◆ Material provided ◆
⟨
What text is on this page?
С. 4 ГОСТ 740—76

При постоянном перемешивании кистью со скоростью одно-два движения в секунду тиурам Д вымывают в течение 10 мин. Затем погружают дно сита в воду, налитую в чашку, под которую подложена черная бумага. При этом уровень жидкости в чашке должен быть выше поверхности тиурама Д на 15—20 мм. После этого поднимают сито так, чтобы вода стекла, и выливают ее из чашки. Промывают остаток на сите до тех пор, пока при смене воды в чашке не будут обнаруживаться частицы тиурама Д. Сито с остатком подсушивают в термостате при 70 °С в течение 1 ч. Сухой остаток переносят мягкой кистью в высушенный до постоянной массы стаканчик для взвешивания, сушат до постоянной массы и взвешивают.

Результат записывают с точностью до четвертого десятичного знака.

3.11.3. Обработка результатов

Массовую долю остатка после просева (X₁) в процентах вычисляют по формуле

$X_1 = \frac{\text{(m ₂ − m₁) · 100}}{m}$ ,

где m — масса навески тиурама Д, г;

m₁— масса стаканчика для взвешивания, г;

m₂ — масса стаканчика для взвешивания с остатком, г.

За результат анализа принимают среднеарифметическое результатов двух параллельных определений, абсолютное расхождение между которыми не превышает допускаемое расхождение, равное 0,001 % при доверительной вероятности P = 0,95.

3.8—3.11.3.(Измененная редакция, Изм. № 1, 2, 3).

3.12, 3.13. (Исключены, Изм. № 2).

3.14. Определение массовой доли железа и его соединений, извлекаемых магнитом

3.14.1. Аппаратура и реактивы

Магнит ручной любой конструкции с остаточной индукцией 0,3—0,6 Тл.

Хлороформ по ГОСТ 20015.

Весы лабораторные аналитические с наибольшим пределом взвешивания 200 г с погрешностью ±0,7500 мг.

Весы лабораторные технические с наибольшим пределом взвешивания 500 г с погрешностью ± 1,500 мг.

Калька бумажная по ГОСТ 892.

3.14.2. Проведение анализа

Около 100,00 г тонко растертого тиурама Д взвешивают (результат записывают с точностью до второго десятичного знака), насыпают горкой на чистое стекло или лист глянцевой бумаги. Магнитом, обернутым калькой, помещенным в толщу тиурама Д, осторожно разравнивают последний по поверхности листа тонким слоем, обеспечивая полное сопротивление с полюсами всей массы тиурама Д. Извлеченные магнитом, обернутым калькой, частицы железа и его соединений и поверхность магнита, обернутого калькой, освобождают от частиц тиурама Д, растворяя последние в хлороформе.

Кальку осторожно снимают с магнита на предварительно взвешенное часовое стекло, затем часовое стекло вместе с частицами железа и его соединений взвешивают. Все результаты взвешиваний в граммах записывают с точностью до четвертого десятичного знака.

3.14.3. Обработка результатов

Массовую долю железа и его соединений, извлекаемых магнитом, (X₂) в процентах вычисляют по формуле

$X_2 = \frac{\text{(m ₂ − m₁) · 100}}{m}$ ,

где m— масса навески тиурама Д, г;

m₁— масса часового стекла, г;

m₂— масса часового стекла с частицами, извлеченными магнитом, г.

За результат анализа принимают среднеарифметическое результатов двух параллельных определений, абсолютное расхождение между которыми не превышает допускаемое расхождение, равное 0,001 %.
⟩
◆ Task details ◆
Say how many lines in this listing hold the string "ГОСТ", giving the count and nothing more.

◆ Output for this exercise ◆
3